_Estratto del documento_
-*-

Enciclopedia: tratta dei negri


La tratta dei negri, ossia il mercato di uomini ridotti in schiavitù, rappresenta una vergogna di quei commerci oceanici iniziati dagli europei nel ‘500, dopo le scoperte geografiche del secolo precedente.
Ma gli stessi paesi europei, nel Settecento, vanno incontro ad una evoluzione morale e giuridica grazie alle teorie della filosofia illuministica, che affermano la dignità dell’uomo – ogni uomo indipendentemente da provenienza, razza e condizione sociale – e combattono l’odiosa pratica della schiavitù. In una voce della Enciclopedia francese, compilata in pieno Settecento, compare una articolata argomentazione contro la tratta dei negri.

“L’acquisto dei negri da parte degli europei sulle coste africane, per impiegare quegli infelici nelle colonie in qualità di schiavi è un traffico che viola i precetti della religione e della morale, le leggi naturali e tutti i diritti del genere umano.
I negri, dice un Inglese dei nostri giorni pieno di lumi e di umanità, non sono diventati schiavi in nome del diritto di guerra; né scelgono spontaneamente la servitù, e di conseguenza i loro figli non nascono schiavi. Nessuno ignora che vengono venduti dai loro principi, i quali si arrogano il diritto di disporre della loro libertà, e che i mercanti li fanno trasportare come una qualsiasi altra mercanzia o nelle colonie o in America, dove li espongono in vendita.

-*-

_Estratto del dataset_
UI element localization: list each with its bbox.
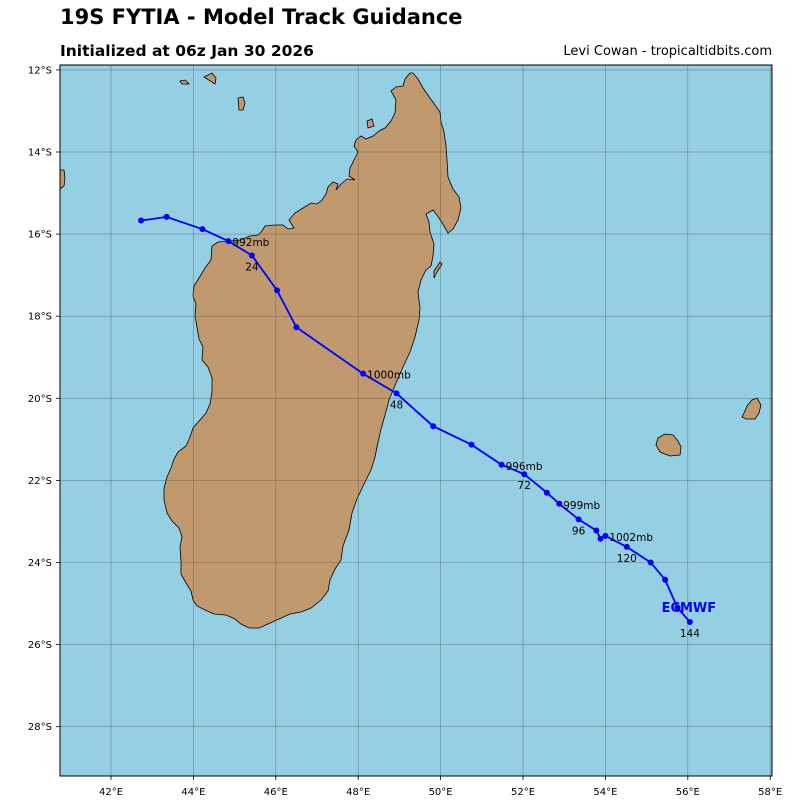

-*-

_Descrizione dell'esercizio_
Secondo il brano sulla tratta dei negri, da chi vengono venduti i negri? Si utilizzi soltanto il brano sulla tratta dei negri, senza ricorrere all'elenco.

_Risposta completa_
Dai loro principi, che si arrogano il diritto di disporre della loro libertà.